■ **WHAT TO WORK ON**
The records that follow must be repeated verbatim, every one of them.
* Begin STORED DATA *
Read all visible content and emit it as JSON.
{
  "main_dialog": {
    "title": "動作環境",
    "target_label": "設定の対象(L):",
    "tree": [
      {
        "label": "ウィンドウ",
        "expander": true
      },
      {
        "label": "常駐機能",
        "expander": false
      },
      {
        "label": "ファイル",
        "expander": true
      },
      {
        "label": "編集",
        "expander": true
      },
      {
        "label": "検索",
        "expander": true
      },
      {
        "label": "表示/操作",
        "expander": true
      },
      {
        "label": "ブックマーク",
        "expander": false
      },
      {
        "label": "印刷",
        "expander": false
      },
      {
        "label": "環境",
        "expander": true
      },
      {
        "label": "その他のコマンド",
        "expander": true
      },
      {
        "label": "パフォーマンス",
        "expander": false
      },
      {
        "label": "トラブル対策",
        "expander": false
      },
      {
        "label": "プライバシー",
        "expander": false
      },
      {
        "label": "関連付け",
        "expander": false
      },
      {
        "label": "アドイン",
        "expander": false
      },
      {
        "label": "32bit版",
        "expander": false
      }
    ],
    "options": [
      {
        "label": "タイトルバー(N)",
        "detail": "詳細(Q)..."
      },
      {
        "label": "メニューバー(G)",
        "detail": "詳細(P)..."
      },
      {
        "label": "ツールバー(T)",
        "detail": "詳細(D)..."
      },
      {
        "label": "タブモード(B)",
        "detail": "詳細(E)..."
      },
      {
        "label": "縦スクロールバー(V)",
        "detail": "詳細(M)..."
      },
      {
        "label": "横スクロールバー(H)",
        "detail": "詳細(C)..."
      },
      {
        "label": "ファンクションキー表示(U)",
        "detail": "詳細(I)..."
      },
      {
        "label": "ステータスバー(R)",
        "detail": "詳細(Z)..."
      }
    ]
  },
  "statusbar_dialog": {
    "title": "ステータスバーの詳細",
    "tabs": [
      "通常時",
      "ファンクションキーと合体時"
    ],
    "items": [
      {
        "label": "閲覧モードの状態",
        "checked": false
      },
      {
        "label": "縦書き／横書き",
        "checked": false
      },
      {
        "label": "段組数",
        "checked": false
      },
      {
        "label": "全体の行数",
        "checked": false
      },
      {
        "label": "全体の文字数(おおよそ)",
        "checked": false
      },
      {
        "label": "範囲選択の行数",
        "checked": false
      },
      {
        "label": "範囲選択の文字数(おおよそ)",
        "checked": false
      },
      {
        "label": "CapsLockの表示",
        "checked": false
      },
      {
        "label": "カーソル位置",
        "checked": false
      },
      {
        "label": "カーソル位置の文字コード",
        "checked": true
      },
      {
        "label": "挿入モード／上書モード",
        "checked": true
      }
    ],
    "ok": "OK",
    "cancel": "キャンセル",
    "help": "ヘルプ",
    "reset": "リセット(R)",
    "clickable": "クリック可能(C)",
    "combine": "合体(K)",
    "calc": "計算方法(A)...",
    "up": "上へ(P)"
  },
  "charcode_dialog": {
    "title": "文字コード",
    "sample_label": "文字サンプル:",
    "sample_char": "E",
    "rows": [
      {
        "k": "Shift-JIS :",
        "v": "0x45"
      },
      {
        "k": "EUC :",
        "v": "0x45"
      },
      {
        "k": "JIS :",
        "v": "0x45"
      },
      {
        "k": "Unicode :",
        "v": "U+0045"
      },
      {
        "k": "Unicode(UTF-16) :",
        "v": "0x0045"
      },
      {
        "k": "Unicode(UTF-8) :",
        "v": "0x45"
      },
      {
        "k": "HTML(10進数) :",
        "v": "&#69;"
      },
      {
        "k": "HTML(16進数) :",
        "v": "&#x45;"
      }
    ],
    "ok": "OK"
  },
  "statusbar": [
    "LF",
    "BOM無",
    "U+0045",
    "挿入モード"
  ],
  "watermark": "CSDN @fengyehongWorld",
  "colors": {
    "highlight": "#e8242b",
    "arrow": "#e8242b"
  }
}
* End STORED DATA *
■ **REPLY**
Read all visible content and emit it as JSON.
{
  "main_dialog": {
    "title": "動作環境",
    "target_label": "設定の対象(L):",
    "tree": [
      {
        "label": "ウィンドウ",
        "expander": true
      },
      {
        "label": "常駐機能",
        "expander": false
      },
      {
        "label": "ファイル",
        "expander": true
      },
      {
        "label": "編集",
        "expander": true
      },
      {
        "label": "検索",
        "expander": true
      },
      {
        "label": "表示/操作",
        "expander": true
      },
      {
        "label": "ブックマーク",
        "expander": false
      },
      {
        "label": "印刷",
        "expander": false
      },
      {
        "label": "環境",
        "expander": true
      },
      {
        "label": "その他のコマンド",
        "expander": true
      },
      {
        "label": "パフォーマンス",
        "expander": false
      },
      {
        "label": "トラブル対策",
        "expander": false
      },
      {
        "label": "プライバシー",
        "expander": false
      },
      {
        "label": "関連付け",
        "expander": false
      },
      {
        "label": "アドイン",
        "expander": false
      },
      {
        "label": "32bit版",
        "expander": false
      }
    ],
    "options": [
      {
        "label": "タイトルバー(N)",
        "detail": "詳細(Q)..."
      },
      {
        "label": "メニューバー(G)",
        "detail": "詳細(P)..."
      },
      {
        "label": "ツールバー(T)",
        "detail": "詳細(D)..."
      },
      {
        "label": "タブモード(B)",
        "detail": "詳細(E)..."
      },
      {
        "label": "縦スクロールバー(V)",
        "detail": "詳細(M)..."
      },
      {
        "label": "横スクロールバー(H)",
        "detail": "詳細(C)..."
      },
      {
        "label": "ファンクションキー表示(U)",
        "detail": "詳細(I)..."
      },
      {
        "label": "ステータスバー(R)",
        "detail": "詳細(Z)..."
      }
    ]
  },
  "statusbar_dialog": {
    "title": "ステータスバーの詳細",
    "tabs": [
      "通常時",
      "ファンクションキーと合体時"
    ],
    "items": [
      {
        "label": "閲覧モードの状態",
        "checked": false
      },
      {
        "label": "縦書き／横書き",
        "checked": false
      },
      {
        "label": "段組数",
        "checked": false
      },
      {
        "label": "全体の行数",
        "checked": false
      },
      {
        "label": "全体の文字数(おおよそ)",
        "checked": false
      },
      {
        "label": "範囲選択の行数",
        "checked": false
      },
      {
        "label": "範囲選択の文字数(おおよそ)",
        "checked": false
      },
      {
        "label": "CapsLockの表示",
        "checked": false
      },
      {
        "label": "カーソル位置",
        "checked": false
      },
      {
        "label": "カーソル位置の文字コード",
        "checked": true
      },
      {
        "label": "挿入モード／上書モード",
        "checked": true
      }
    ],
    "ok": "OK",
    "cancel": "キャンセル",
    "help": "ヘルプ",
    "reset": "リセット(R)",
    "clickable": "クリック可能(C)",
    "combine": "合体(K)",
    "calc": "計算方法(A)...",
    "up": "上へ(P)"
  },
  "charcode_dialog": {
    "title": "文字コード",
    "sample_label": "文字サンプル:",
    "sample_char": "E",
    "rows": [
      {
        "k": "Shift-JIS :",
        "v": "0x45"
      },
      {
        "k": "EUC :",
        "v": "0x45"
      },
      {
        "k": "JIS :",
        "v": "0x45"
      },
      {
        "k": "Unicode :",
        "v": "U+0045"
      },
      {
        "k": "Unicode(UTF-16) :",
        "v": "0x0045"
      },
      {
        "k": "Unicode(UTF-8) :",
        "v": "0x45"
      },
      {
        "k": "HTML(10進数) :",
        "v": "&#69;"
      },
      {
        "k": "HTML(16進数) :",
        "v": "&#x45;"
      }
    ],
    "ok": "OK"
  },
  "statusbar": [
    "LF",
    "BOM無",
    "U+0045",
    "挿入モード"
  ],
  "watermark": "CSDN @fengyehongWorld",
  "colors": {
    "highlight": "#e8242b",
    "arrow": "#e8242b"
  }
}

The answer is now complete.